(Stored data)
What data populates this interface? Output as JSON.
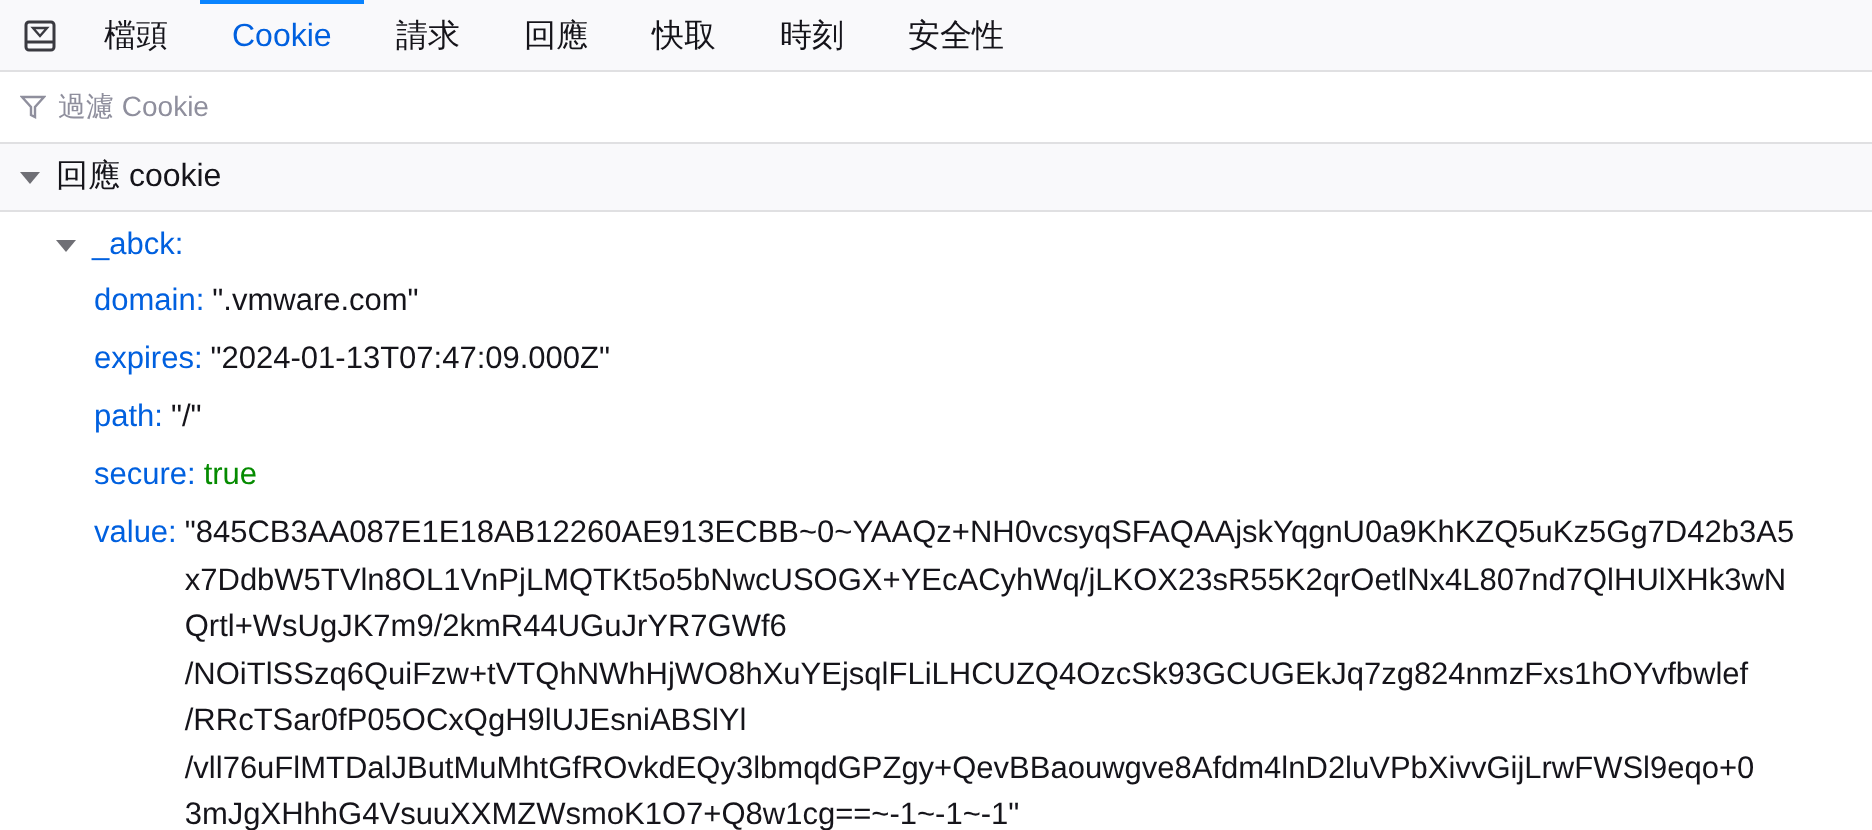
{
  "tabs": [
    {
      "label": "檔頭",
      "selected": false
    },
    {
      "label": "Cookie",
      "selected": true
    },
    {
      "label": "請求",
      "selected": false
    },
    {
      "label": "回應",
      "selected": false
    },
    {
      "label": "快取",
      "selected": false
    },
    {
      "label": "時刻",
      "selected": false
    },
    {
      "label": "安全性",
      "selected": false
    }
  ],
  "filter": {
    "placeholder": "過濾 Cookie"
  },
  "section": {
    "title": "回應 cookie",
    "expanded": true,
    "cookies": [
      {
        "name": "_abck:",
        "expanded": true,
        "fields": [
          {
            "key": "domain:",
            "kind": "string",
            "value": [
              "\".vmware.com\""
            ]
          },
          {
            "key": "expires:",
            "kind": "string",
            "value": [
              "\"2024-01-13T07:47:09.000Z\""
            ]
          },
          {
            "key": "path:",
            "kind": "string",
            "value": [
              "\"/\""
            ]
          },
          {
            "key": "secure:",
            "kind": "boolean",
            "value": [
              "true"
            ]
          },
          {
            "key": "value:",
            "kind": "string",
            "value": [
              "\"845CB3AA087E1E18AB12260AE913ECBB~0~YAAQz+NH0vcsyqSFAQAAjskYqgnU0a9KhKZQ5uKz5Gg7D42b3A5",
              "x7DdbW5TVln8OL1VnPjLMQTKt5o5bNwcUSOGX+YEcACyhWq/jLKOX23sR55K2qrOetlNx4L807nd7QlHUlXHk3wN",
              "Qrtl+WsUgJK7m9/2kmR44UGuJrYR7GWf6",
              "/NOiTlSSzq6QuiFzw+tVTQhNWhHjWO8hXuYEjsqlFLiLHCUZQ4OzcSk93GCUGEkJq7zg824nmzFxs1hOYvfbwlef",
              "/RRcTSar0fP05OCxQgH9lUJEsniABSlYl",
              "/vll76uFlMTDalJButMuMhtGfROvkdEQy3lbmqdGPZgy+QevBBaouwgve8Afdm4lnD2luVPbXivvGijLrwFWSl9eqo+0",
              "3mJgXHhhG4VsuuXXMZWsmoK1O7+Q8w1cg==~-1~-1~-1\""
            ]
          }
        ]
      }
    ]
  }
}
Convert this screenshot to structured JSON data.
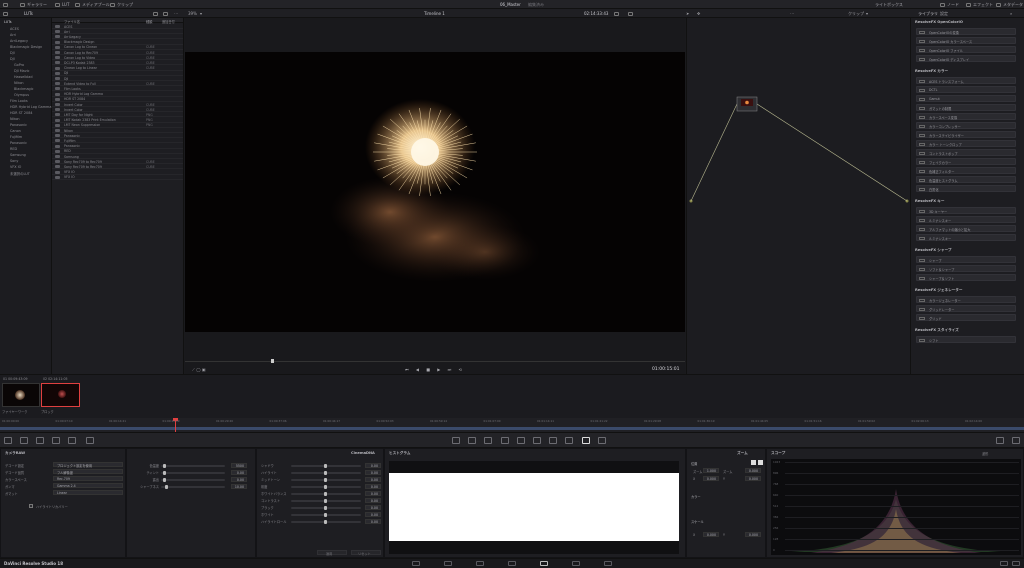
{
  "topbar": {
    "left_items": [
      "ギャラリー",
      "LUT",
      "メディアプール",
      "クリップ"
    ],
    "project_title": "06_Master",
    "project_state": "編集済み",
    "right_items": [
      "ライトボックス",
      "ノード",
      "エフェクト",
      "メタデータ"
    ]
  },
  "toolbar": {
    "luts_label": "LUTs",
    "zoom": "39%",
    "timeline_name": "Timeline 1",
    "timecode": "02:14:33:43",
    "nodes_label": "クリップ",
    "library_label": "ライブラリ",
    "settings_label": "設定"
  },
  "lut_tree": [
    "LUTs",
    "ACES",
    "Arri",
    "ArriLegacy",
    "Blackmagic Design",
    "DJI",
    "DJI",
    "GoPro",
    "DJI Mavic",
    "Hasselblad",
    "Nikon",
    "Blackmagic",
    "Olympus",
    "Film Looks",
    "HDR Hybrid Log Gamma",
    "HDR ST 2084",
    "Nikon",
    "Panasonic",
    "Canon",
    "Fujifilm",
    "Panasonic",
    "RED",
    "Samsung",
    "Sony",
    "VFX IO",
    "未選択のLUT"
  ],
  "file_list": {
    "header_name": "ファイル名",
    "header_size": "種類",
    "header_date": "追加日付",
    "rows": [
      {
        "name": "ACES",
        "type": ""
      },
      {
        "name": "Arri",
        "type": ""
      },
      {
        "name": "ArriLegacy",
        "type": ""
      },
      {
        "name": "Blackmagic Design",
        "type": ""
      },
      {
        "name": "Canon Log to Cineon",
        "type": "CUBE"
      },
      {
        "name": "Canon Log to Rec709",
        "type": "CUBE"
      },
      {
        "name": "Canon Log to Video",
        "type": "CUBE"
      },
      {
        "name": "DCI-P3 Kodak 2383",
        "type": "CUBE"
      },
      {
        "name": "Cineon Log to Linear",
        "type": "CUBE"
      },
      {
        "name": "DJI",
        "type": ""
      },
      {
        "name": "DJI",
        "type": ""
      },
      {
        "name": "Extend Video to Full",
        "type": "CUBE"
      },
      {
        "name": "Film Looks",
        "type": ""
      },
      {
        "name": "HDR Hybrid Log Gamma",
        "type": ""
      },
      {
        "name": "HDR ST 2084",
        "type": ""
      },
      {
        "name": "Invert Color",
        "type": "CUBE"
      },
      {
        "name": "Invert Color",
        "type": "CUBE"
      },
      {
        "name": "LMT Day for Night",
        "type": "PNG"
      },
      {
        "name": "LMT Kodak 2383 Print Emulation",
        "type": "PNG"
      },
      {
        "name": "LMT Neon Suppression",
        "type": "PNG"
      },
      {
        "name": "Nikon",
        "type": ""
      },
      {
        "name": "Panasonic",
        "type": ""
      },
      {
        "name": "Fujifilm",
        "type": ""
      },
      {
        "name": "Panasonic",
        "type": ""
      },
      {
        "name": "RED",
        "type": ""
      },
      {
        "name": "Samsung",
        "type": ""
      },
      {
        "name": "Sony Rec709 to Rec709",
        "type": "CUBE"
      },
      {
        "name": "Sony Rec709 to Rec709",
        "type": "CUBE"
      },
      {
        "name": "VFX IO",
        "type": ""
      },
      {
        "name": "VFX IO",
        "type": ""
      }
    ]
  },
  "viewer": {
    "timecode": "01:00:15:01"
  },
  "fx_library": {
    "sections": [
      {
        "title": "ResolveFX OpenColorIO",
        "items": [
          "OpenColorIOの変換",
          "OpenColorIO カラースペース",
          "OpenColorIO ファイル",
          "OpenColorIO ディスプレイ"
        ]
      },
      {
        "title": "ResolveFX カラー",
        "items": [
          "ACES トランスフォーム",
          "DCTL",
          "Gamut",
          "ガマットの制限",
          "カラースペース変換",
          "カラーコンプレッサー",
          "カラーステイビライザー",
          "カラー トーンクロップ",
          "コントラストポップ",
          "フェイクカラー",
          "色補正フィルター",
          "色温度ヒストグラム",
          "白黒化"
        ]
      },
      {
        "title": "ResolveFX キー",
        "items": [
          "3D キーヤー",
          "ルミナンスキー",
          "アルファマットの縮小と拡大",
          "ルミナンスキー"
        ]
      },
      {
        "title": "ResolveFX シャープ",
        "items": [
          "シャープ",
          "ソフト＆シャープ",
          "シャープ＆ソフト"
        ]
      },
      {
        "title": "ResolveFX ジェネレーター",
        "items": [
          "カラージェネレーター",
          "グリッドレーター",
          "グリッド"
        ]
      },
      {
        "title": "ResolveFX スタイライズ",
        "items": [
          "シフト"
        ]
      }
    ]
  },
  "clips": [
    {
      "label": "01",
      "timecode": "00:09:43:09",
      "name": "ファイヤーワーク"
    },
    {
      "label": "02",
      "timecode": "02:14:11:05",
      "name": "ブロック"
    }
  ],
  "timeline_ticks": [
    "01:00:00:00",
    "01:00:07:10",
    "01:00:14:21",
    "01:00:22:09",
    "01:00:29:20",
    "01:00:37:06",
    "01:00:44:17",
    "01:00:52:03",
    "01:00:59:14",
    "01:01:07:00",
    "01:01:14:11",
    "01:01:21:22",
    "01:01:29:08",
    "01:01:36:19",
    "01:01:44:05",
    "01:01:51:16",
    "01:01:59:02",
    "01:02:06:13",
    "01:02:14:00"
  ],
  "color_panel": {
    "title": "カメラRAW",
    "decode_label": "デコード設定",
    "decode_value": "プロジェクト設定を使用",
    "items": [
      {
        "label": "デコード品質",
        "value": "フル解像度"
      },
      {
        "label": "カラースペース",
        "value": "Rec.709"
      },
      {
        "label": "ガンマ",
        "value": "Gamma 2.4"
      },
      {
        "label": "ガマット",
        "value": "Linear"
      }
    ],
    "checkbox_label": "ハイライトリカバリー"
  },
  "basic_params": [
    {
      "label": "色温度",
      "value": "5500"
    },
    {
      "label": "ティント",
      "value": "0.00"
    },
    {
      "label": "露出",
      "value": "0.00"
    },
    {
      "label": "シャープネス",
      "value": "10.00"
    }
  ],
  "adjust_params": {
    "title": "CinemaDNA",
    "items": [
      {
        "label": "シャドウ",
        "value": "0.00"
      },
      {
        "label": "ハイライト",
        "value": "0.00"
      },
      {
        "label": "ミッドトーン",
        "value": "0.00"
      },
      {
        "label": "彩度",
        "value": "0.00"
      },
      {
        "label": "ホワイトバランス",
        "value": "0.00"
      },
      {
        "label": "コントラスト",
        "value": "0.00"
      },
      {
        "label": "ブラック",
        "value": "0.00"
      },
      {
        "label": "ホワイト",
        "value": "0.00"
      },
      {
        "label": "ハイライトロール",
        "value": "0.00"
      }
    ],
    "apply_button": "適用",
    "reset_button": "リセット"
  },
  "scope_left": {
    "title": "ヒストグラム"
  },
  "zoom_panel": {
    "title": "ズーム",
    "sub1": "位置",
    "sub2": "カラー",
    "sub3": "スケール",
    "fields": [
      {
        "label": "ズーム",
        "value": "1.000"
      },
      {
        "label": "ズーム",
        "value": "0.000"
      },
      {
        "label": "X",
        "value": "0.000"
      },
      {
        "label": "Y",
        "value": "0.000"
      },
      {
        "label": "X",
        "value": "0.000"
      },
      {
        "label": "Y",
        "value": "0.000"
      }
    ]
  },
  "scope": {
    "title": "スコープ",
    "mode": "波形",
    "labels": [
      "1023",
      "896",
      "768",
      "640",
      "512",
      "384",
      "256",
      "128",
      "0"
    ]
  },
  "statusbar": {
    "app_name": "DaVinci Resolve Studio 18"
  }
}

- **What this task involves**: Using the listing above, pull out all lines that hold the word "Kodak".

- **Exercise answer**:
        "name": "DCI-P3 Kodak 2383",
        "name": "LMT Kodak 2383 Print Emulation",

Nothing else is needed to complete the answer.